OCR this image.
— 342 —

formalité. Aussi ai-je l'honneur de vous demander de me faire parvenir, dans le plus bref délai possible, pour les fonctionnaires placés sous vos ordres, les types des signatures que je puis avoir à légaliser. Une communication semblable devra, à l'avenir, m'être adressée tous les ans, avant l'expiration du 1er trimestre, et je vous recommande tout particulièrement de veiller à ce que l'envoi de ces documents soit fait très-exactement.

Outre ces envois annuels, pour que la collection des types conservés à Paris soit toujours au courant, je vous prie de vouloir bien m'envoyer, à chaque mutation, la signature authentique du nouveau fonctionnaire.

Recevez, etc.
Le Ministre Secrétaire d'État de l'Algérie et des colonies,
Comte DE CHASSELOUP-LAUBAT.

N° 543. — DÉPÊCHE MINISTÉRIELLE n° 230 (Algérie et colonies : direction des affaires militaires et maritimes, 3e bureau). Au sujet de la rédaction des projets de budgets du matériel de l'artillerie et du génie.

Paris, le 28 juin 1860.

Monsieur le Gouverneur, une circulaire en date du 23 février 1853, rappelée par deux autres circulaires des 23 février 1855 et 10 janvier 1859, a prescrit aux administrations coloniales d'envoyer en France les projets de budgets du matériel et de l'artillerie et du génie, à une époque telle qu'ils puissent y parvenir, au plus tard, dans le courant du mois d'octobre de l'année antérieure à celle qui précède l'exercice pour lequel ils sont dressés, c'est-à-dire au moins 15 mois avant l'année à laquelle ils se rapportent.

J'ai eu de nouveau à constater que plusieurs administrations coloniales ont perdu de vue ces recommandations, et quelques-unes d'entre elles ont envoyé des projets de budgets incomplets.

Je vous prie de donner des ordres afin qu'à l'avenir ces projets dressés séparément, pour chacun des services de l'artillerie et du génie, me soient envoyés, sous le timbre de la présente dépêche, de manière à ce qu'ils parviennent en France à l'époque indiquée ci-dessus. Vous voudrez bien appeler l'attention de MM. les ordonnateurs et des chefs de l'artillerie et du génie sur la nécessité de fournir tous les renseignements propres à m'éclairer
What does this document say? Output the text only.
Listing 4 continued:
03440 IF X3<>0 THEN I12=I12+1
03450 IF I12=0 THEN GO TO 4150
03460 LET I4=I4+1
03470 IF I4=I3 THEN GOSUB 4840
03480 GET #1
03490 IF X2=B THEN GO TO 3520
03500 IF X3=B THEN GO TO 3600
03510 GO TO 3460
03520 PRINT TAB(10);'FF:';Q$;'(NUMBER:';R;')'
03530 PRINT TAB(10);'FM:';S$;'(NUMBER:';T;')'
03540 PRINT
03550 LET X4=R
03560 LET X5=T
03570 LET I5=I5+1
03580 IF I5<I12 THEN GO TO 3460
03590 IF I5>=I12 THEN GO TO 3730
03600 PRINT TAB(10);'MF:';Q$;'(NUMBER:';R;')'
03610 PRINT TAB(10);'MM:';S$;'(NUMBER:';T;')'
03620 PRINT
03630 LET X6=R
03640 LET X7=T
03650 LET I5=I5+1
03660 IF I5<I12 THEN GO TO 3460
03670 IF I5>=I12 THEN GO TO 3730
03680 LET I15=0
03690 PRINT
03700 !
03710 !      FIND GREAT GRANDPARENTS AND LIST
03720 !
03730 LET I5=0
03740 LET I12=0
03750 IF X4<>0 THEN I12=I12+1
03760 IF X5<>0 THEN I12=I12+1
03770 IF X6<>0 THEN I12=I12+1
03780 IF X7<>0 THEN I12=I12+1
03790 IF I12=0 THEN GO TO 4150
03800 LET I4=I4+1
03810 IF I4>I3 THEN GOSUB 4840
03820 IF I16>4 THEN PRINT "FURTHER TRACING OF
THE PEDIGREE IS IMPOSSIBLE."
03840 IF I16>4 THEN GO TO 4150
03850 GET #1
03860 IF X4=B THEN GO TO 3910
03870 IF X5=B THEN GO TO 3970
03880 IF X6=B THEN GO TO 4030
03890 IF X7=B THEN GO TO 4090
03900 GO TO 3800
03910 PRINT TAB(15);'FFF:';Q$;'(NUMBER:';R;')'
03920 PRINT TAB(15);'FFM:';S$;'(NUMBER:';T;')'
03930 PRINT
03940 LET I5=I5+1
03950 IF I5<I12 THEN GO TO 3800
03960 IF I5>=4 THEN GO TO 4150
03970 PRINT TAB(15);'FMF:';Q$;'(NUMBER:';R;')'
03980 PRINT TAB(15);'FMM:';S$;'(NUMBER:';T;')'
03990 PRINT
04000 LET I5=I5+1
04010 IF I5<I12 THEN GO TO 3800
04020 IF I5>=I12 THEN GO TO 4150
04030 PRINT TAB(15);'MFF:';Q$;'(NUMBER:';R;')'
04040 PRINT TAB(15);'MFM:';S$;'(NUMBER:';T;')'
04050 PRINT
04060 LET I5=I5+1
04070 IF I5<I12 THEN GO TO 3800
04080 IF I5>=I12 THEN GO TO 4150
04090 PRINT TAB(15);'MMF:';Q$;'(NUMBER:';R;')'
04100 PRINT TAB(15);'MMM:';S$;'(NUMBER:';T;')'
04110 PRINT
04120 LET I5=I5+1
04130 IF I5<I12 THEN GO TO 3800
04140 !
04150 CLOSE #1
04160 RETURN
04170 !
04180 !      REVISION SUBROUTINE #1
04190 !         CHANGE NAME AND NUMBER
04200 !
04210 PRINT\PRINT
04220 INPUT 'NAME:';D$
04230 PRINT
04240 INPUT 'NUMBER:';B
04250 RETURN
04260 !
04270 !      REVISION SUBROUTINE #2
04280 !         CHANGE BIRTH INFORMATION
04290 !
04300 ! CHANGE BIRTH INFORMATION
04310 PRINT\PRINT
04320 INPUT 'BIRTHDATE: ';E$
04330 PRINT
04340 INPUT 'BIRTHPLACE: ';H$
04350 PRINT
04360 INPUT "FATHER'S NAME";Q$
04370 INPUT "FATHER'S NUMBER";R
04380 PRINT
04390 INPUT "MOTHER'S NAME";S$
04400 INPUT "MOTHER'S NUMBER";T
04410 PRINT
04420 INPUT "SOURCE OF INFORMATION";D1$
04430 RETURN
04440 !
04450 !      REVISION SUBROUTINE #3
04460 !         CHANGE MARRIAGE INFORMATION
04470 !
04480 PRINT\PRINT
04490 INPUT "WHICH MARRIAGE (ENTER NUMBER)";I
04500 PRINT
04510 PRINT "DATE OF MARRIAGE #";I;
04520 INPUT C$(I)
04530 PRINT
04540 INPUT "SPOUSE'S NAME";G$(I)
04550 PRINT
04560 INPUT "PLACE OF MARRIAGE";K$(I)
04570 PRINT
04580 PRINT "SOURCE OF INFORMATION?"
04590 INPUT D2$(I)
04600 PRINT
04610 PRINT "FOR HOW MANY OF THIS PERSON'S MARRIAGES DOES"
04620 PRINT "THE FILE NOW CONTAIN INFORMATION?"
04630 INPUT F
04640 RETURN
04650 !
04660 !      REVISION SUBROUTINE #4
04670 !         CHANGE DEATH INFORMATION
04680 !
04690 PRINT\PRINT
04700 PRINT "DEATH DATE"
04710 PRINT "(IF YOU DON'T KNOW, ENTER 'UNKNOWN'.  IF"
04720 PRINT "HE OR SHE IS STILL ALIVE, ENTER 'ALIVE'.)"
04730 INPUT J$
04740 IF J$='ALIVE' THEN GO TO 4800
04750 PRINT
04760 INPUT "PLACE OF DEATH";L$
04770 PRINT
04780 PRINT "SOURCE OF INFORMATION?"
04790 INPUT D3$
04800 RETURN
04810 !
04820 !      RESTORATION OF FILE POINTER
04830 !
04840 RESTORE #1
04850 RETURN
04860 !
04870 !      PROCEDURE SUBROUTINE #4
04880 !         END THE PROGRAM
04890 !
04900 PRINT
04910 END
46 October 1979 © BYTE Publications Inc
::::
Stated task: Identify each line of the material where the word "dressés" shows up, and copy it.

Exercise response:
Monsieur le Gouverneur, une circulaire en date du 23 février 1853, rappelée par deux autres circulaires des 23 février 1855 et 10 janvier 1859, a prescrit aux administrations coloniales d'envoyer en France les projets de budgets du matériel et de l'artillerie et du génie, à une époque telle qu'ils puissent y parvenir, au plus tard, dans le courant du mois d'octobre de l'année antérieure à celle qui précède l'exercice pour lequel ils sont dressés, c'est-à-dire au moins 15 mois avant l'année à laquelle ils se rapportent.
Je vous prie de donner des ordres afin qu'à l'avenir ces projets dressés séparément, pour chacun des services de l'artillerie et du génie, me soient envoyés, sous le timbre de la présente dépêche, de manière à ce qu'ils parviennent en France à l'époque indiquée ci-dessus. Vous voudrez bien appeler l'attention de MM. les ordonnateurs et des chefs de l'artillerie et du génie sur la nécessité de fournir tous les renseignements propres à m'éclairer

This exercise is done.